• _Brief_: Using the material that follows, identify and copy each line with the string "Account".

Stored records:

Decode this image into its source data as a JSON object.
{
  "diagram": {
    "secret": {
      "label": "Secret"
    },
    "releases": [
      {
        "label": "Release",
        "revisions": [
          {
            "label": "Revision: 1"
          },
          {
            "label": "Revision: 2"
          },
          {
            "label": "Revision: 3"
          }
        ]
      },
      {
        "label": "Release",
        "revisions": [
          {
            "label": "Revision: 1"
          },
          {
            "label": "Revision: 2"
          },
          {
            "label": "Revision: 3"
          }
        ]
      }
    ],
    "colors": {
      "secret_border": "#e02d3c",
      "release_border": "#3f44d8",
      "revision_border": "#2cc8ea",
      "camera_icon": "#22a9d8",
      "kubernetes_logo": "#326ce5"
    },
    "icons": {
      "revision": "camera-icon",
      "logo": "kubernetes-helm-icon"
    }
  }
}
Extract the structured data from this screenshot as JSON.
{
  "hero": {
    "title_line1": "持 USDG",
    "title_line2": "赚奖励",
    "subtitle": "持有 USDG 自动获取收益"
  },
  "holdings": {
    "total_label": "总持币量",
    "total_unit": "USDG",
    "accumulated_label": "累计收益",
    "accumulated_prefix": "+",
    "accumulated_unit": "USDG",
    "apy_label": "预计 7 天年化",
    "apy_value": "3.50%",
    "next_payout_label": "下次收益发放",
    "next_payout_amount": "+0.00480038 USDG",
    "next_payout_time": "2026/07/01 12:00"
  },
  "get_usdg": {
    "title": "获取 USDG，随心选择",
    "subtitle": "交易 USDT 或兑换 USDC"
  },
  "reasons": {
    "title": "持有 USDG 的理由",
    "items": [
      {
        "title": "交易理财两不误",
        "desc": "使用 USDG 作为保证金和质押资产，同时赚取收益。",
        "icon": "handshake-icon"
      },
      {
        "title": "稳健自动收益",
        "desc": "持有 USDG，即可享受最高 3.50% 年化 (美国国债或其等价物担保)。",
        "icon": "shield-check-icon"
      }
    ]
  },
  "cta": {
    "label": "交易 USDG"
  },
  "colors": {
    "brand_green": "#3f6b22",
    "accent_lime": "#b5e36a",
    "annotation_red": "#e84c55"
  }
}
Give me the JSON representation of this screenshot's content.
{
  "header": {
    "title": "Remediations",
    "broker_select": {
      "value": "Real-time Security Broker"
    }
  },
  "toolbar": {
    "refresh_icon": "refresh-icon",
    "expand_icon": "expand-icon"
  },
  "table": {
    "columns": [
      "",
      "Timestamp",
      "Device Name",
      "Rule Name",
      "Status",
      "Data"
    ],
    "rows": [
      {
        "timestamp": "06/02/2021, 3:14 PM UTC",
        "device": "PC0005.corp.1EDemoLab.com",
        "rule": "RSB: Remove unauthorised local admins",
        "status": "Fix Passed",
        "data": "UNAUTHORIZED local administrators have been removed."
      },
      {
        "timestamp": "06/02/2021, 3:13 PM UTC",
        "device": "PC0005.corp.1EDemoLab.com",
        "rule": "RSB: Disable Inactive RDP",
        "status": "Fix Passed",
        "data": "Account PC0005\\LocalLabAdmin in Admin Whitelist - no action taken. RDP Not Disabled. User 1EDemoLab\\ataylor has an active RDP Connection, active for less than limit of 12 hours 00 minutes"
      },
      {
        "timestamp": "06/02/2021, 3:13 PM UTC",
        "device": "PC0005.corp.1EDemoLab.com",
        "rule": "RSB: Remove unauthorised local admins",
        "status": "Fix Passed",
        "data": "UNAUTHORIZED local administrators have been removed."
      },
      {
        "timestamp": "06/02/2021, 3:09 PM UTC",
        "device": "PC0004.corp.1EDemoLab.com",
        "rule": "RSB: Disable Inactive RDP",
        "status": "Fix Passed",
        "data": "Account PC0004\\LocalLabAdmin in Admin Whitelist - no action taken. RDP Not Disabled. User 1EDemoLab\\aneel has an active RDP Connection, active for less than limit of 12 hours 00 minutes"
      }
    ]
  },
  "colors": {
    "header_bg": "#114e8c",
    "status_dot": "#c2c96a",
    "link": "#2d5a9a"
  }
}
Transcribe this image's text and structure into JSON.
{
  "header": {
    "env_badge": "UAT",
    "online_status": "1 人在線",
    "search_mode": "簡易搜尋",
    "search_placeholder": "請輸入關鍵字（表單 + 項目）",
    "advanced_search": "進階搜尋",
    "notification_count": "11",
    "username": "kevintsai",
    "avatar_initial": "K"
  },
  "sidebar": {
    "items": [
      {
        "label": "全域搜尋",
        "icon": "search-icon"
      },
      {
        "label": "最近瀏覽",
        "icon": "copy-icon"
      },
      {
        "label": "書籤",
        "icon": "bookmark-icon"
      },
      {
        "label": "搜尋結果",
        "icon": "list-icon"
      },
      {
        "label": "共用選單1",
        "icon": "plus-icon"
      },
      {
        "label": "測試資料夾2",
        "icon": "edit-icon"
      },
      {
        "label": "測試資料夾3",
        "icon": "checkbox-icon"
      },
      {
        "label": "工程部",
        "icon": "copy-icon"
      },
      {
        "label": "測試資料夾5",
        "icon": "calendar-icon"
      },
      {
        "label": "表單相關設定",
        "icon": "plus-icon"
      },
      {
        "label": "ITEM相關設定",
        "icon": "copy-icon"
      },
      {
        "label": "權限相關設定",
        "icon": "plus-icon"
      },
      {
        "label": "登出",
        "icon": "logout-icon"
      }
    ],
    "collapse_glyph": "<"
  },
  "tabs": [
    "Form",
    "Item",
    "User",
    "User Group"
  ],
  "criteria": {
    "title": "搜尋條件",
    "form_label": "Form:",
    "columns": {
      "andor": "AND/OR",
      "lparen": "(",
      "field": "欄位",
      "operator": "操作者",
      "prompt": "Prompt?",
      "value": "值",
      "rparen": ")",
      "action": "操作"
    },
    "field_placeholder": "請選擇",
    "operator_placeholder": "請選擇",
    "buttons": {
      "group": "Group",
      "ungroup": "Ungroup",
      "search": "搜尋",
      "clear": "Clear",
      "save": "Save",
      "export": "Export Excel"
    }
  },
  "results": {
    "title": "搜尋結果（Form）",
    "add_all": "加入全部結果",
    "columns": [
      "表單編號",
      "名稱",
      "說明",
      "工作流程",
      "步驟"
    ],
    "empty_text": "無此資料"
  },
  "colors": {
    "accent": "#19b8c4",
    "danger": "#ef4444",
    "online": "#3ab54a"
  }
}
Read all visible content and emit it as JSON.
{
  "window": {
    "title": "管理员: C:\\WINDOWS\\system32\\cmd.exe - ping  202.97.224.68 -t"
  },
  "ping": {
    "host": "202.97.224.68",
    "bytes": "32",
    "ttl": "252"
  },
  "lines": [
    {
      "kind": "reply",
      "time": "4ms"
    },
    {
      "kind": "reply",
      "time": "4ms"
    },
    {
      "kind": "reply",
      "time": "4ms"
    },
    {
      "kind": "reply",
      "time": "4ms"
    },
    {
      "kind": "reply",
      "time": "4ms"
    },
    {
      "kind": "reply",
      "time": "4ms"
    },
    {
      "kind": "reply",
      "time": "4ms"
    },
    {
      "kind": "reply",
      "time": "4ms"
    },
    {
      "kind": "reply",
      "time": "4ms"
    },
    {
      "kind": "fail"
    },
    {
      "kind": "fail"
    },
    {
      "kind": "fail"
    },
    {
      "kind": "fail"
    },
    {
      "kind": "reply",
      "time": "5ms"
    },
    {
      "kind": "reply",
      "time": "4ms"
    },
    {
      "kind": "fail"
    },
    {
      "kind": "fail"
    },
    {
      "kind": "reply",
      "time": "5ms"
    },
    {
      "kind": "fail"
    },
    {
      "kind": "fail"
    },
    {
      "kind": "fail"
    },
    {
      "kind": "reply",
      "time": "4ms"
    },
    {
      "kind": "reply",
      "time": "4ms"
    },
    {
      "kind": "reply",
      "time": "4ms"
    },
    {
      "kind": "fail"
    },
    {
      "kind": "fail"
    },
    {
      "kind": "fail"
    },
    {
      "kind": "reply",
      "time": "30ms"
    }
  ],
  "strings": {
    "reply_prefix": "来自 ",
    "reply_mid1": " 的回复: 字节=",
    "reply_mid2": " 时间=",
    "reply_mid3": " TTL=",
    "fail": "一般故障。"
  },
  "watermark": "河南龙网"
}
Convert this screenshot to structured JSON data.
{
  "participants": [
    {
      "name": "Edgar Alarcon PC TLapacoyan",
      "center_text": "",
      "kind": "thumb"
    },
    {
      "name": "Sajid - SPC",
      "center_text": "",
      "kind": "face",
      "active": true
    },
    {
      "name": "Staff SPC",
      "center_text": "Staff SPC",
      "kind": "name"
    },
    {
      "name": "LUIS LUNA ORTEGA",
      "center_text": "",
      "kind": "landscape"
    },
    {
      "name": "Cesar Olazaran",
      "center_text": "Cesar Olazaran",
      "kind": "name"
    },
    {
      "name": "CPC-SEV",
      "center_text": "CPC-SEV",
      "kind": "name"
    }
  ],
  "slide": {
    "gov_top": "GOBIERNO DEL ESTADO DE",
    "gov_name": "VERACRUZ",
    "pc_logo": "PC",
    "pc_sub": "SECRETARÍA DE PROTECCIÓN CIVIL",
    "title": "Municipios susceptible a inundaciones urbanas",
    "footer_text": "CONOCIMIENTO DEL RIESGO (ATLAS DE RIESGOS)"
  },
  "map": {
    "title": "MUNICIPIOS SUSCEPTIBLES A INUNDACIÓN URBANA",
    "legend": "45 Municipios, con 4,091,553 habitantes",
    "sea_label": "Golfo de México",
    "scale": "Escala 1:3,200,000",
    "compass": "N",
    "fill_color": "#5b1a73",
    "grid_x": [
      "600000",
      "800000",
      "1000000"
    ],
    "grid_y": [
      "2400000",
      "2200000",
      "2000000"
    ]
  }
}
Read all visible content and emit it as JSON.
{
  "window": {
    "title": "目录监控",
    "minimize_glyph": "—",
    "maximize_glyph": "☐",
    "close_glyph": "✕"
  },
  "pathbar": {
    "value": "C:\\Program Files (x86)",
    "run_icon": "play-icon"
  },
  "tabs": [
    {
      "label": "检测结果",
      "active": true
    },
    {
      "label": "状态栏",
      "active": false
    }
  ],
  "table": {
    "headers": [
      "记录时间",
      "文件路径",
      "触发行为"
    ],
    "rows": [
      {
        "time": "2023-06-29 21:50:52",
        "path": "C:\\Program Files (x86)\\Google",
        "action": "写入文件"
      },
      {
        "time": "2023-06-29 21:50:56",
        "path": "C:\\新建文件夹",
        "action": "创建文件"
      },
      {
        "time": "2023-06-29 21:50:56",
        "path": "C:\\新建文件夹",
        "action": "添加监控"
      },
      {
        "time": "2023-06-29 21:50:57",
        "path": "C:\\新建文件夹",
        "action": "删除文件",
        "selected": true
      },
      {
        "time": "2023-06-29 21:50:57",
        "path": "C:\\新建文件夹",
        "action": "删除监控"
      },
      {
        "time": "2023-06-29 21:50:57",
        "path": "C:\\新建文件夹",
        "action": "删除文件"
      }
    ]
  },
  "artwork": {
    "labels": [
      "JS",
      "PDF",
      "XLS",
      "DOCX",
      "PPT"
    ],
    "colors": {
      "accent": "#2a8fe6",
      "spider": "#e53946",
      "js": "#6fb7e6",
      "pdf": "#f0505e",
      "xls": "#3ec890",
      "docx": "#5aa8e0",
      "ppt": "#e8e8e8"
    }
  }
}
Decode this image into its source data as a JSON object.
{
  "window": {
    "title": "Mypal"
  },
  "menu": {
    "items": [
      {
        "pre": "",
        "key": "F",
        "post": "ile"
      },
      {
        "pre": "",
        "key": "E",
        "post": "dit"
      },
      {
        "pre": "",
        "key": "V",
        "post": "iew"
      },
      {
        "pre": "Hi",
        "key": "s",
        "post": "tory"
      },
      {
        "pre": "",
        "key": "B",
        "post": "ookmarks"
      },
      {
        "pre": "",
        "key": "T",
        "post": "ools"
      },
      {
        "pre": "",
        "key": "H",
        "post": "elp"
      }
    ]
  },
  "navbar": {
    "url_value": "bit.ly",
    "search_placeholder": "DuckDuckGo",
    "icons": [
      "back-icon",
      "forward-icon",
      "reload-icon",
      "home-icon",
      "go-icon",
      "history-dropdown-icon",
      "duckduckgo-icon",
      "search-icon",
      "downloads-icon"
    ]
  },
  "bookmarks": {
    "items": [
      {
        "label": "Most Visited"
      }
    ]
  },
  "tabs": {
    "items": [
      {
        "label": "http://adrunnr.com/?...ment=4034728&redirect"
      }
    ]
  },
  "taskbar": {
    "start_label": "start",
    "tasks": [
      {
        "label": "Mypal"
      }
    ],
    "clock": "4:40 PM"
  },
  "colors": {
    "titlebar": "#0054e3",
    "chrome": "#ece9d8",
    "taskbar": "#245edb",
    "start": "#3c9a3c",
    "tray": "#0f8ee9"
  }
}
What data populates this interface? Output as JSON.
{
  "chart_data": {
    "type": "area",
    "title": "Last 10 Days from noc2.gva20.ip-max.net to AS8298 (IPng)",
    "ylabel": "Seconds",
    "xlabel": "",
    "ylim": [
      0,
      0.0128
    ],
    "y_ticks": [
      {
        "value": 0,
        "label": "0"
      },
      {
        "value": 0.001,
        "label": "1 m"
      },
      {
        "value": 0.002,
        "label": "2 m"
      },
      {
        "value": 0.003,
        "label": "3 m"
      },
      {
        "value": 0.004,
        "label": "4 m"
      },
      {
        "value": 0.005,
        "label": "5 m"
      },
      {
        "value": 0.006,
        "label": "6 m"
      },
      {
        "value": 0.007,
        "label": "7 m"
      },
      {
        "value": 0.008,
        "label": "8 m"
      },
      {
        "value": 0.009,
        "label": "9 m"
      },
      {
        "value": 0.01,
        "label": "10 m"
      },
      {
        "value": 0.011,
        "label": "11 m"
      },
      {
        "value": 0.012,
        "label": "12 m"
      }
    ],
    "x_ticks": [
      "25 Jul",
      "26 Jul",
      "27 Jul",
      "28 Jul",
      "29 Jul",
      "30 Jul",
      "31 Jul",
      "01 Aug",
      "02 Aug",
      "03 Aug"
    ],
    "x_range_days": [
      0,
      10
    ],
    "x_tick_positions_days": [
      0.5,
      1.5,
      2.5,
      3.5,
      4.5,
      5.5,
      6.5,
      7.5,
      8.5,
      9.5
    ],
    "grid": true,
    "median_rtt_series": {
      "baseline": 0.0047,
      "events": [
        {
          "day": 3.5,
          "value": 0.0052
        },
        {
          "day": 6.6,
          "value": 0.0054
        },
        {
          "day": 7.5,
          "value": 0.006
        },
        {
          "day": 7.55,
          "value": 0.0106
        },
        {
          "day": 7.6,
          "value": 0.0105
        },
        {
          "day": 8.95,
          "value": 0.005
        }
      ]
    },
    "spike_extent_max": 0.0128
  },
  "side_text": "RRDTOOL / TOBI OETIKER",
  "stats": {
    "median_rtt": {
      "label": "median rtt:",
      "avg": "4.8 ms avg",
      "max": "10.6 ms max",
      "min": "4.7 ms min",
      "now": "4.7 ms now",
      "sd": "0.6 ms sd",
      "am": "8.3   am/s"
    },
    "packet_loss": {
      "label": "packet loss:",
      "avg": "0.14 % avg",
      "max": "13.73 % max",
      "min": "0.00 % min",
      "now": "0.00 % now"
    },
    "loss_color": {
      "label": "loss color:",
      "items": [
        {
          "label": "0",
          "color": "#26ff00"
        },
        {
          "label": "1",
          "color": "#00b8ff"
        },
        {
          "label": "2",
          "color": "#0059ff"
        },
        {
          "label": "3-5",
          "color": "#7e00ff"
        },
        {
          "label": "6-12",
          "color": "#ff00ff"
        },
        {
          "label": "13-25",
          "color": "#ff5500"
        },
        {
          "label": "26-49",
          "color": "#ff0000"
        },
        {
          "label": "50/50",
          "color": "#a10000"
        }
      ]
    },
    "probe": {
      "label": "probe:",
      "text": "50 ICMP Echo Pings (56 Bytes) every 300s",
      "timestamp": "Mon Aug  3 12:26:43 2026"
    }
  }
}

• _Answer to the task_:
        "data": "Account PC0005\\LocalLabAdmin in Admin Whitelist - no action taken. RDP Not Disabled. User 1EDemoLab\\ataylor has an active RDP Connection, active for less than limit of 12 hours 00 minutes"
        "data": "Account PC0004\\LocalLabAdmin in Admin Whitelist - no action taken. RDP Not Disabled. User 1EDemoLab\\aneel has an active RDP Connection, active for less than limit of 12 hours 00 minutes"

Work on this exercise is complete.